▶ SET EXERCISE: Lift every line from the entries that includes the word "JSON".

▶ DATA TO PROCESS:
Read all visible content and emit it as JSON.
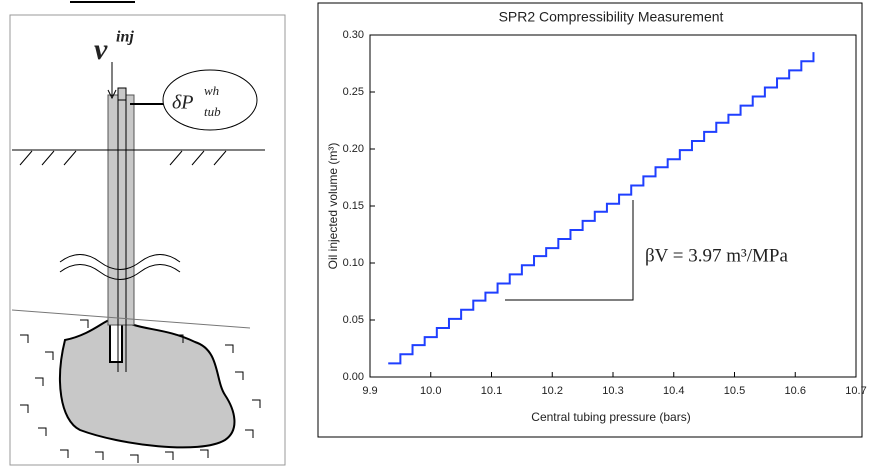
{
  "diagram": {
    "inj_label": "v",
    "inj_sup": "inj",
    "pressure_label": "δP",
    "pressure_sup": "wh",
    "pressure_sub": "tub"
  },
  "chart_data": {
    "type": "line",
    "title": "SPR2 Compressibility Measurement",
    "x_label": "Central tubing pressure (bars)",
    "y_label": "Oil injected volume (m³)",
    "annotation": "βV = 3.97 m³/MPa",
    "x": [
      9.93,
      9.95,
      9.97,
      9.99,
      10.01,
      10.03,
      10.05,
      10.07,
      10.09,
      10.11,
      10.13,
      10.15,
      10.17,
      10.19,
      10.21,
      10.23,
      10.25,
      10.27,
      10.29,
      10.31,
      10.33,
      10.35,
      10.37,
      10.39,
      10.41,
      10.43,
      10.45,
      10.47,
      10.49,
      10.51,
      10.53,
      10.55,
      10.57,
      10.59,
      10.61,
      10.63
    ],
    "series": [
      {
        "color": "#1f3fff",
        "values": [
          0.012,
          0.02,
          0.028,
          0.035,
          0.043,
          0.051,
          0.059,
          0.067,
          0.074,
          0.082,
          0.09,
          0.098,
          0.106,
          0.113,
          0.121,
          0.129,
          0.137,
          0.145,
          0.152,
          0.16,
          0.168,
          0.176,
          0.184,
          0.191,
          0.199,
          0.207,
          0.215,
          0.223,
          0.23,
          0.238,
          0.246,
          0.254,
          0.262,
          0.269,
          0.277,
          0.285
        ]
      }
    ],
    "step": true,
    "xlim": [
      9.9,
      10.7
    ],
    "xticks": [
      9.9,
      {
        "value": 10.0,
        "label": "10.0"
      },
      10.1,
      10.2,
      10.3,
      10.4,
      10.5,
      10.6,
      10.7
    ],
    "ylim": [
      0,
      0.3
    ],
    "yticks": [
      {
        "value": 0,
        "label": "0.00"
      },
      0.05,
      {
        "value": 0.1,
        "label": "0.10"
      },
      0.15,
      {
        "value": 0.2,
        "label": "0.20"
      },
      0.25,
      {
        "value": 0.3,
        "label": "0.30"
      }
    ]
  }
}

---

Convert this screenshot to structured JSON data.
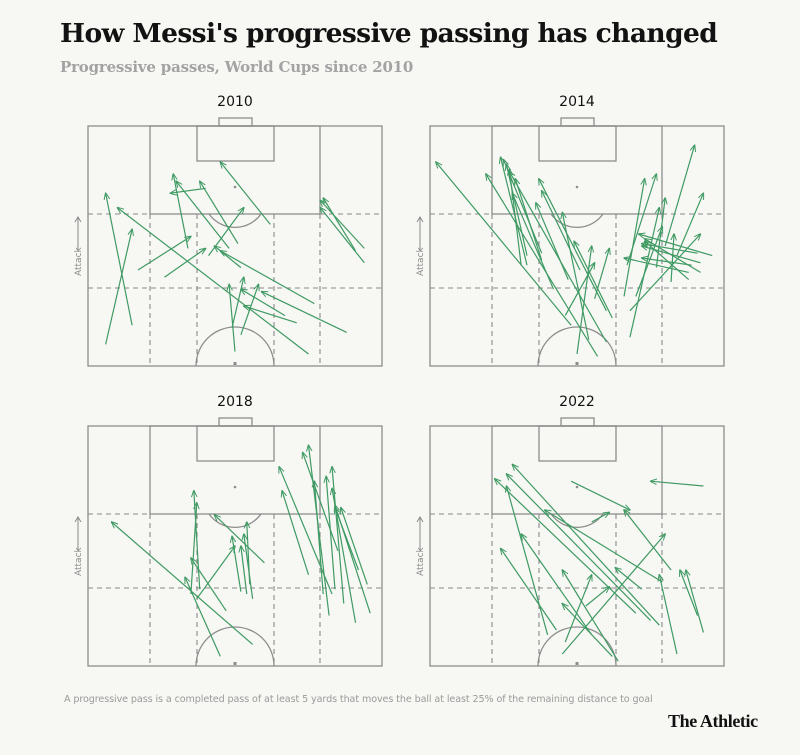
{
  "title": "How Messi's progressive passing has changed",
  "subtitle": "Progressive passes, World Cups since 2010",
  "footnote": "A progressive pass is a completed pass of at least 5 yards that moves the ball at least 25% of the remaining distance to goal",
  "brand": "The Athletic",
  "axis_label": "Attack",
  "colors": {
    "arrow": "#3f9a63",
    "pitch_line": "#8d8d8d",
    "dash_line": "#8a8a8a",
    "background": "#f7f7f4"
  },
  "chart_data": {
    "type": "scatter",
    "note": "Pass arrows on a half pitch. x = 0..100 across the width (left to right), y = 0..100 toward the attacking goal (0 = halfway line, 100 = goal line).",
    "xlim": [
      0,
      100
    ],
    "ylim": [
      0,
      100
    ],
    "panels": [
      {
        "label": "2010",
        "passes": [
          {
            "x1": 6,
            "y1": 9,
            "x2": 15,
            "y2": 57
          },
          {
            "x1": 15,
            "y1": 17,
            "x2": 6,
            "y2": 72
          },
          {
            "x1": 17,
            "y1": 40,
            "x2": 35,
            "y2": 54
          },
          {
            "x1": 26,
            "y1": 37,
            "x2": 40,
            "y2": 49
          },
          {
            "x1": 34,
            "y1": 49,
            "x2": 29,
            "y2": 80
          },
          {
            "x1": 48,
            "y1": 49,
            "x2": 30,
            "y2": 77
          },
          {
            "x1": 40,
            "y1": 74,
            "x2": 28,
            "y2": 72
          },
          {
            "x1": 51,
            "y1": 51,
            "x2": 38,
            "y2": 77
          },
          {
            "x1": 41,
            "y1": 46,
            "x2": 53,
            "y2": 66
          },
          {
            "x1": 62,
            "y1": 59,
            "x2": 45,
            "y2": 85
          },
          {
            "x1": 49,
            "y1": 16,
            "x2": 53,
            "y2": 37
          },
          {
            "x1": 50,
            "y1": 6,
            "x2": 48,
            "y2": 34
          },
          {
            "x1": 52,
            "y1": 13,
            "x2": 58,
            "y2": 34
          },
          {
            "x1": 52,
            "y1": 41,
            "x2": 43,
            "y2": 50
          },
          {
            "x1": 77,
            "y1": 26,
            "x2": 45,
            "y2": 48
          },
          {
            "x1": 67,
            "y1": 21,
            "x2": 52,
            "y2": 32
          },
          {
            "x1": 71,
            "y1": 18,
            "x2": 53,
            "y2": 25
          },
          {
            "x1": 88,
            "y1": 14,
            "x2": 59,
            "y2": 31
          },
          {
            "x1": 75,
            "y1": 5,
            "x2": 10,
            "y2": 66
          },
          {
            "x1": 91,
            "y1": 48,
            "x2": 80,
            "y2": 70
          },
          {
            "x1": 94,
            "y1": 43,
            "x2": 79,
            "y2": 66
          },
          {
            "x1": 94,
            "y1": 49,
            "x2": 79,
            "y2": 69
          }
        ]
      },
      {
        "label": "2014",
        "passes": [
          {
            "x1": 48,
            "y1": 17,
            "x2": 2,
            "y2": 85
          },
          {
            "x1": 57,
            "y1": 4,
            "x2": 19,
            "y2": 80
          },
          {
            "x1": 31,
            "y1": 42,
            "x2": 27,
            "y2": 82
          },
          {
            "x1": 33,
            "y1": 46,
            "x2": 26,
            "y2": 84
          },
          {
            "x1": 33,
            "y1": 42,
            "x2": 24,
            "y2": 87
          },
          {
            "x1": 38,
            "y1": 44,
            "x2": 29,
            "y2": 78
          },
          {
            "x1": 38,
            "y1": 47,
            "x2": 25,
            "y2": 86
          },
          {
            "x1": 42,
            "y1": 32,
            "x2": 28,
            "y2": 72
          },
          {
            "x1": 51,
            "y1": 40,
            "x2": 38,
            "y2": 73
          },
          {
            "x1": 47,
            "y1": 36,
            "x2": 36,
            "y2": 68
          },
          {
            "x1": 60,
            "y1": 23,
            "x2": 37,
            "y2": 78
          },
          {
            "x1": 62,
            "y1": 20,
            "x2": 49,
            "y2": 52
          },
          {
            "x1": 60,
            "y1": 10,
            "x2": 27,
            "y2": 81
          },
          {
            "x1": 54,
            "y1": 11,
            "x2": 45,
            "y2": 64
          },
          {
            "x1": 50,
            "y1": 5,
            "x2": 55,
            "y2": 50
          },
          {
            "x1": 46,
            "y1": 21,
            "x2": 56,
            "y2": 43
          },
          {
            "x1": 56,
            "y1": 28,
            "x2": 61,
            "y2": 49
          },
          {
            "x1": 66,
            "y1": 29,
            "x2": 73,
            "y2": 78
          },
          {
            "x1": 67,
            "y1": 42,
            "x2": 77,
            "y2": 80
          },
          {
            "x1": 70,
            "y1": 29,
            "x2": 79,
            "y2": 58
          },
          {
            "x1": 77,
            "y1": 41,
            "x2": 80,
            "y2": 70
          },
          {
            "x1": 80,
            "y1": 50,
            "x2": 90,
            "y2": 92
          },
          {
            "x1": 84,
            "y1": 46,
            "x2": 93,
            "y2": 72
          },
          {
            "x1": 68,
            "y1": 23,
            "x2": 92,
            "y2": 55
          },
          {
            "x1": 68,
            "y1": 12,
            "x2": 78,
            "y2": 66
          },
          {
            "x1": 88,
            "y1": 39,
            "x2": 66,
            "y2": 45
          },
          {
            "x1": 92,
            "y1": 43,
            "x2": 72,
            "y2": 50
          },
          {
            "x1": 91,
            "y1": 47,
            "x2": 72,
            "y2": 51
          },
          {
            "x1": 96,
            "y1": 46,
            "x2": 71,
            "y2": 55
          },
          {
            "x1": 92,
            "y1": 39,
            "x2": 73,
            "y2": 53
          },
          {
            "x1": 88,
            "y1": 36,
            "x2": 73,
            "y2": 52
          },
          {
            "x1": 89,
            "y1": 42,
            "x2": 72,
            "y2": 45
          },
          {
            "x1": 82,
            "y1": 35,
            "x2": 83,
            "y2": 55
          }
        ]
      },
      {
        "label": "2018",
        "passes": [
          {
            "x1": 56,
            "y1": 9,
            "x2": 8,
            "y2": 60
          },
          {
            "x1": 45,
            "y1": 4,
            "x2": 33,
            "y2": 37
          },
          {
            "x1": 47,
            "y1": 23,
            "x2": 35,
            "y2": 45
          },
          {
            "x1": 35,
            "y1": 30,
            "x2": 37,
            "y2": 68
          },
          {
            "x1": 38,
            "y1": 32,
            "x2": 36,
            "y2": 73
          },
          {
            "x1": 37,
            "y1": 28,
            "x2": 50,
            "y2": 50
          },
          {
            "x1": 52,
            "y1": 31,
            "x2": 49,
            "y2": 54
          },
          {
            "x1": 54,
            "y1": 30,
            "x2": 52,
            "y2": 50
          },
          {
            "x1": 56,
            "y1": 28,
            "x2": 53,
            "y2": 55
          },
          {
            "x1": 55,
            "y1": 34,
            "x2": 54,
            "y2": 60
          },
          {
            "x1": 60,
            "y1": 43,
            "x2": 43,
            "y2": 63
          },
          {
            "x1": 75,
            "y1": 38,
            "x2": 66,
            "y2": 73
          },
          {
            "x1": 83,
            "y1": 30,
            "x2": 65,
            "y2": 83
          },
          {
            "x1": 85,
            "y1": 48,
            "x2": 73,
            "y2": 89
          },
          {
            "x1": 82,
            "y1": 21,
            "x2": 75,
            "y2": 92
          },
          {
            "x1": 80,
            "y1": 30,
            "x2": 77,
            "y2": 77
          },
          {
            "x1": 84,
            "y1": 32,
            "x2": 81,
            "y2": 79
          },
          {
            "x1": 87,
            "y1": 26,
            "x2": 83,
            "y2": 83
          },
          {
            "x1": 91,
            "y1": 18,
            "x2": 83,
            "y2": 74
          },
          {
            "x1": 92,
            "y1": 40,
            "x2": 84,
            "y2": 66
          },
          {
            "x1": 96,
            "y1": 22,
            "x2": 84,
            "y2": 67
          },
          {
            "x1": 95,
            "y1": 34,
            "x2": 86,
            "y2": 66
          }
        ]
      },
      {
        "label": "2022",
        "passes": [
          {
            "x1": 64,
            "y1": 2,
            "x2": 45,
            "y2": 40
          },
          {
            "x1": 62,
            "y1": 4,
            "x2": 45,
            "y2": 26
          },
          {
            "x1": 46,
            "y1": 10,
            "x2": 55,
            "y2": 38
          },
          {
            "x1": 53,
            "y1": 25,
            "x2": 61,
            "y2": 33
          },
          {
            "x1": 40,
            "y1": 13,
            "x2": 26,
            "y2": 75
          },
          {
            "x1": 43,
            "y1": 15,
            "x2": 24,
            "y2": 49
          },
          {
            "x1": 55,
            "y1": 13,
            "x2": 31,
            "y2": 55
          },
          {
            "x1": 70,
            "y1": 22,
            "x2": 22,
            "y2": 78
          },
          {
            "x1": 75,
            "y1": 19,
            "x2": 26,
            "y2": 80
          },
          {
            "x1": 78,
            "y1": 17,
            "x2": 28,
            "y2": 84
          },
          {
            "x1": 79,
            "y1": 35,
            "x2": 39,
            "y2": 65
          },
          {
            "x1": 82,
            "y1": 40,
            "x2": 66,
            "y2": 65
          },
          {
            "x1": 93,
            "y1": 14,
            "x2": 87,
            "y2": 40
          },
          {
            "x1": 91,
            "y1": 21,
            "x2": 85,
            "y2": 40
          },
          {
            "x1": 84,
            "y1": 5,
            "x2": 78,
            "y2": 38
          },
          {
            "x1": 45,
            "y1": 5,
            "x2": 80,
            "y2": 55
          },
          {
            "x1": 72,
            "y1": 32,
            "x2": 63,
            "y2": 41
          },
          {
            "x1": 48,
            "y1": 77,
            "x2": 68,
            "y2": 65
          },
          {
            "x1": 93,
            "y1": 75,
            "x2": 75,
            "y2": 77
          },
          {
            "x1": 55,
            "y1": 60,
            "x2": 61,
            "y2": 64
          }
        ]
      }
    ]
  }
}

▶ SOLUTION:
Read all visible content and emit it as JSON.
Convert this screenshot to structured JSON data.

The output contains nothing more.